_EXERCISE DESCRIPTION_:
Repeat the listing word for word. No pictures belong in the copy.

_TASK INPUTS_:

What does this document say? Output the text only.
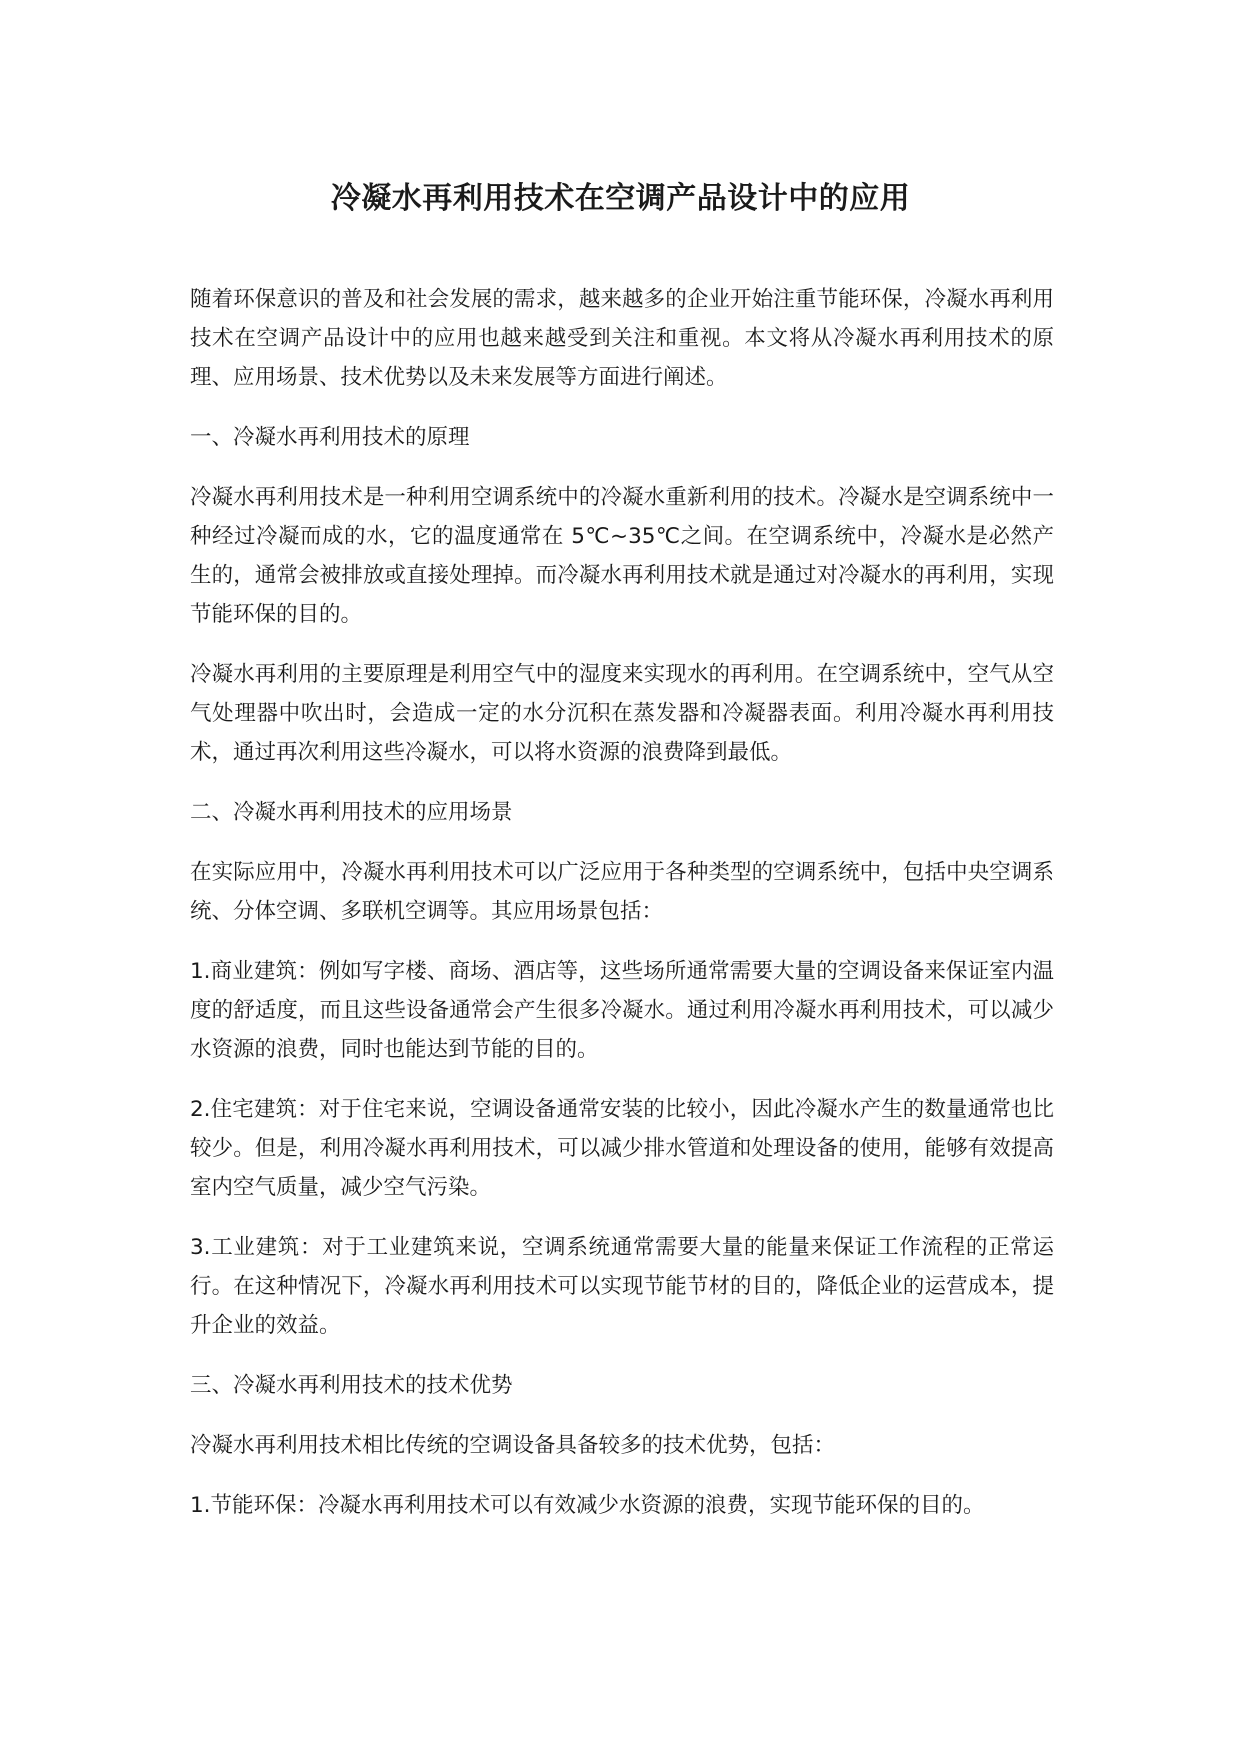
冷凝水再利用技术在空调产品设计中的应用

随着环保意识的普及和社会发展的需求，越来越多的企业开始注重节能环保，冷凝水再利用技术在空调产品设计中的应用也越来越受到关注和重视。本文将从冷凝水再利用技术的原理、应用场景、技术优势以及未来发展等方面进行阐述。

一、冷凝水再利用技术的原理

冷凝水再利用技术是一种利用空调系统中的冷凝水重新利用的技术。冷凝水是空调系统中一种经过冷凝而成的水，它的温度通常在 5℃~35℃之间。在空调系统中，冷凝水是必然产生的，通常会被排放或直接处理掉。而冷凝水再利用技术就是通过对冷凝水的再利用，实现节能环保的目的。

冷凝水再利用的主要原理是利用空气中的湿度来实现水的再利用。在空调系统中，空气从空气处理器中吹出时，会造成一定的水分沉积在蒸发器和冷凝器表面。利用冷凝水再利用技术，通过再次利用这些冷凝水，可以将水资源的浪费降到最低。

二、冷凝水再利用技术的应用场景

在实际应用中，冷凝水再利用技术可以广泛应用于各种类型的空调系统中，包括中央空调系统、分体空调、多联机空调等。其应用场景包括：

1.商业建筑：例如写字楼、商场、酒店等，这些场所通常需要大量的空调设备来保证室内温度的舒适度，而且这些设备通常会产生很多冷凝水。通过利用冷凝水再利用技术，可以减少水资源的浪费，同时也能达到节能的目的。

2.住宅建筑：对于住宅来说，空调设备通常安装的比较小，因此冷凝水产生的数量通常也比较少。但是，利用冷凝水再利用技术，可以减少排水管道和处理设备的使用，能够有效提高室内空气质量，减少空气污染。

3.工业建筑：对于工业建筑来说，空调系统通常需要大量的能量来保证工作流程的正常运行。在这种情况下，冷凝水再利用技术可以实现节能节材的目的，降低企业的运营成本，提升企业的效益。

三、冷凝水再利用技术的技术优势

冷凝水再利用技术相比传统的空调设备具备较多的技术优势，包括：

1.节能环保：冷凝水再利用技术可以有效减少水资源的浪费，实现节能环保的目的。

_RESPONSE TO THIS EXERCISE_:
What does this document say? Output the text only.
冷凝水再利用技术在空调产品设计中的应用

随着环保意识的普及和社会发展的需求，越来越多的企业开始注重节能环保，冷凝水再利用技术在空调产品设计中的应用也越来越受到关注和重视。本文将从冷凝水再利用技术的原理、应用场景、技术优势以及未来发展等方面进行阐述。

一、冷凝水再利用技术的原理

冷凝水再利用技术是一种利用空调系统中的冷凝水重新利用的技术。冷凝水是空调系统中一种经过冷凝而成的水，它的温度通常在 5℃~35℃之间。在空调系统中，冷凝水是必然产生的，通常会被排放或直接处理掉。而冷凝水再利用技术就是通过对冷凝水的再利用，实现节能环保的目的。

冷凝水再利用的主要原理是利用空气中的湿度来实现水的再利用。在空调系统中，空气从空气处理器中吹出时，会造成一定的水分沉积在蒸发器和冷凝器表面。利用冷凝水再利用技术，通过再次利用这些冷凝水，可以将水资源的浪费降到最低。

二、冷凝水再利用技术的应用场景

在实际应用中，冷凝水再利用技术可以广泛应用于各种类型的空调系统中，包括中央空调系统、分体空调、多联机空调等。其应用场景包括：

1.商业建筑：例如写字楼、商场、酒店等，这些场所通常需要大量的空调设备来保证室内温度的舒适度，而且这些设备通常会产生很多冷凝水。通过利用冷凝水再利用技术，可以减少水资源的浪费，同时也能达到节能的目的。

2.住宅建筑：对于住宅来说，空调设备通常安装的比较小，因此冷凝水产生的数量通常也比较少。但是，利用冷凝水再利用技术，可以减少排水管道和处理设备的使用，能够有效提高室内空气质量，减少空气污染。

3.工业建筑：对于工业建筑来说，空调系统通常需要大量的能量来保证工作流程的正常运行。在这种情况下，冷凝水再利用技术可以实现节能节材的目的，降低企业的运营成本，提升企业的效益。

三、冷凝水再利用技术的技术优势

冷凝水再利用技术相比传统的空调设备具备较多的技术优势，包括：

1.节能环保：冷凝水再利用技术可以有效减少水资源的浪费，实现节能环保的目的。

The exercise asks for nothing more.